* [Exercise prompt]
Set down every entry again word for word, please, but skip the pictures.

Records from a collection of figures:
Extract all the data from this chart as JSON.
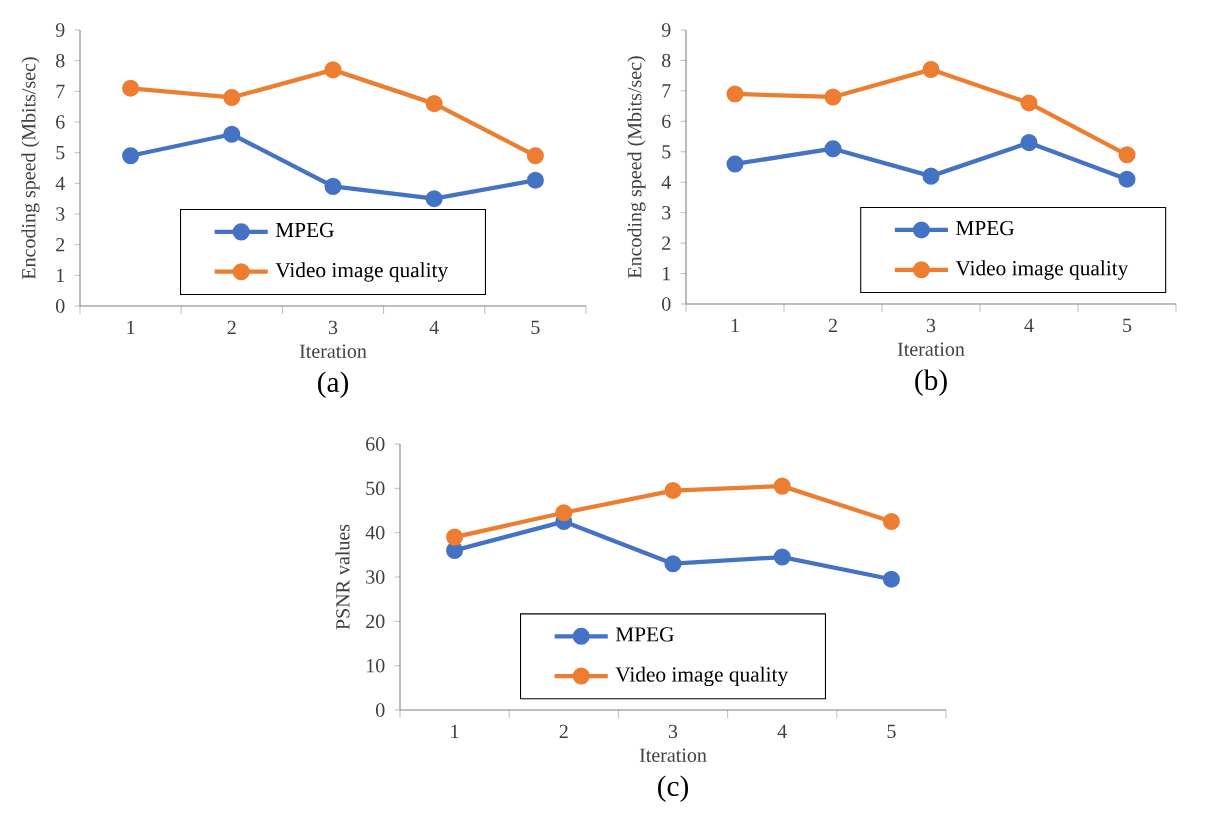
{
  "chart_data": [
    {
      "type": "line",
      "xlabel": "Iteration",
      "ylabel": "Encoding speed (Mbits/sec)",
      "categories": [
        "1",
        "2",
        "3",
        "4",
        "5"
      ],
      "ylim": [
        0,
        9
      ],
      "yticks": [
        0,
        1,
        2,
        3,
        4,
        5,
        6,
        7,
        8,
        9
      ],
      "marker": "circle",
      "legend": "bottom",
      "annotations": [
        "(a)"
      ],
      "series": [
        {
          "name": "MPEG",
          "color": "#4472c4",
          "values": [
            4.9,
            5.6,
            3.9,
            3.5,
            4.1
          ]
        },
        {
          "name": "Video image quality",
          "color": "#ed7d31",
          "values": [
            7.1,
            6.8,
            7.7,
            6.6,
            4.9
          ]
        }
      ]
    },
    {
      "type": "line",
      "xlabel": "Iteration",
      "ylabel": "Encoding speed (Mbits/sec)",
      "categories": [
        "1",
        "2",
        "3",
        "4",
        "5"
      ],
      "ylim": [
        0,
        9
      ],
      "yticks": [
        0,
        1,
        2,
        3,
        4,
        5,
        6,
        7,
        8,
        9
      ],
      "marker": "circle",
      "legend": "bottom right",
      "annotations": [
        "(b)"
      ],
      "series": [
        {
          "name": "MPEG",
          "color": "#4472c4",
          "values": [
            4.6,
            5.1,
            4.2,
            5.3,
            4.1
          ]
        },
        {
          "name": "Video image quality",
          "color": "#ed7d31",
          "values": [
            6.9,
            6.8,
            7.7,
            6.6,
            4.9
          ]
        }
      ]
    },
    {
      "type": "line",
      "xlabel": "Iteration",
      "ylabel": "PSNR values",
      "categories": [
        "1",
        "2",
        "3",
        "4",
        "5"
      ],
      "ylim": [
        0,
        60
      ],
      "yticks": [
        0,
        10,
        20,
        30,
        40,
        50,
        60
      ],
      "marker": "circle",
      "legend": "bottom",
      "annotations": [
        "(c)"
      ],
      "series": [
        {
          "name": "MPEG",
          "color": "#4472c4",
          "values": [
            36,
            42.5,
            33,
            34.5,
            29.5
          ]
        },
        {
          "name": "Video image quality",
          "color": "#ed7d31",
          "values": [
            39,
            44.5,
            49.5,
            50.5,
            42.5
          ]
        }
      ]
    }
  ]
}
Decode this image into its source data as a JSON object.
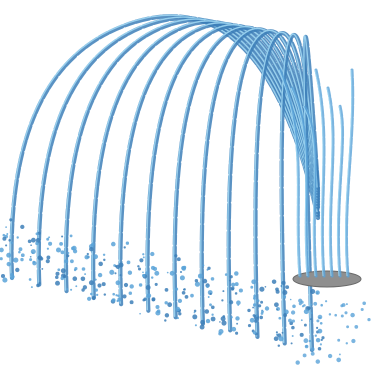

* [Reply to the task]
Extract all the data from this chart as JSON.
{
  "chart_data": [
    {
      "type": "line",
      "xlabel": "Iteration",
      "ylabel": "Encoding speed (Mbits/sec)",
      "categories": [
        "1",
        "2",
        "3",
        "4",
        "5"
      ],
      "ylim": [
        0,
        9
      ],
      "yticks": [
        0,
        1,
        2,
        3,
        4,
        5,
        6,
        7,
        8,
        9
      ],
      "marker": "circle",
      "legend": "bottom",
      "annotations": [
        "(a)"
      ],
      "series": [
        {
          "name": "MPEG",
          "color": "#4472c4",
          "values": [
            4.9,
            5.6,
            3.9,
            3.5,
            4.1
          ]
        },
        {
          "name": "Video image quality",
          "color": "#ed7d31",
          "values": [
            7.1,
            6.8,
            7.7,
            6.6,
            4.9
          ]
        }
      ]
    },
    {
      "type": "line",
      "xlabel": "Iteration",
      "ylabel": "Encoding speed (Mbits/sec)",
      "categories": [
        "1",
        "2",
        "3",
        "4",
        "5"
      ],
      "ylim": [
        0,
        9
      ],
      "yticks": [
        0,
        1,
        2,
        3,
        4,
        5,
        6,
        7,
        8,
        9
      ],
      "marker": "circle",
      "legend": "bottom right",
      "annotations": [
        "(b)"
      ],
      "series": [
        {
          "name": "MPEG",
          "color": "#4472c4",
          "values": [
            4.6,
            5.1,
            4.2,
            5.3,
            4.1
          ]
        },
        {
          "name": "Video image quality",
          "color": "#ed7d31",
          "values": [
            6.9,
            6.8,
            7.7,
            6.6,
            4.9
          ]
        }
      ]
    },
    {
      "type": "line",
      "xlabel": "Iteration",
      "ylabel": "PSNR values",
      "categories": [
        "1",
        "2",
        "3",
        "4",
        "5"
      ],
      "ylim": [
        0,
        60
      ],
      "yticks": [
        0,
        10,
        20,
        30,
        40,
        50,
        60
      ],
      "marker": "circle",
      "legend": "bottom",
      "annotations": [
        "(c)"
      ],
      "series": [
        {
          "name": "MPEG",
          "color": "#4472c4",
          "values": [
            36,
            42.5,
            33,
            34.5,
            29.5
          ]
        },
        {
          "name": "Video image quality",
          "color": "#ed7d31",
          "values": [
            39,
            44.5,
            49.5,
            50.5,
            42.5
          ]
        }
      ]
    }
  ]
}
Decode this image into its source data as a JSON object.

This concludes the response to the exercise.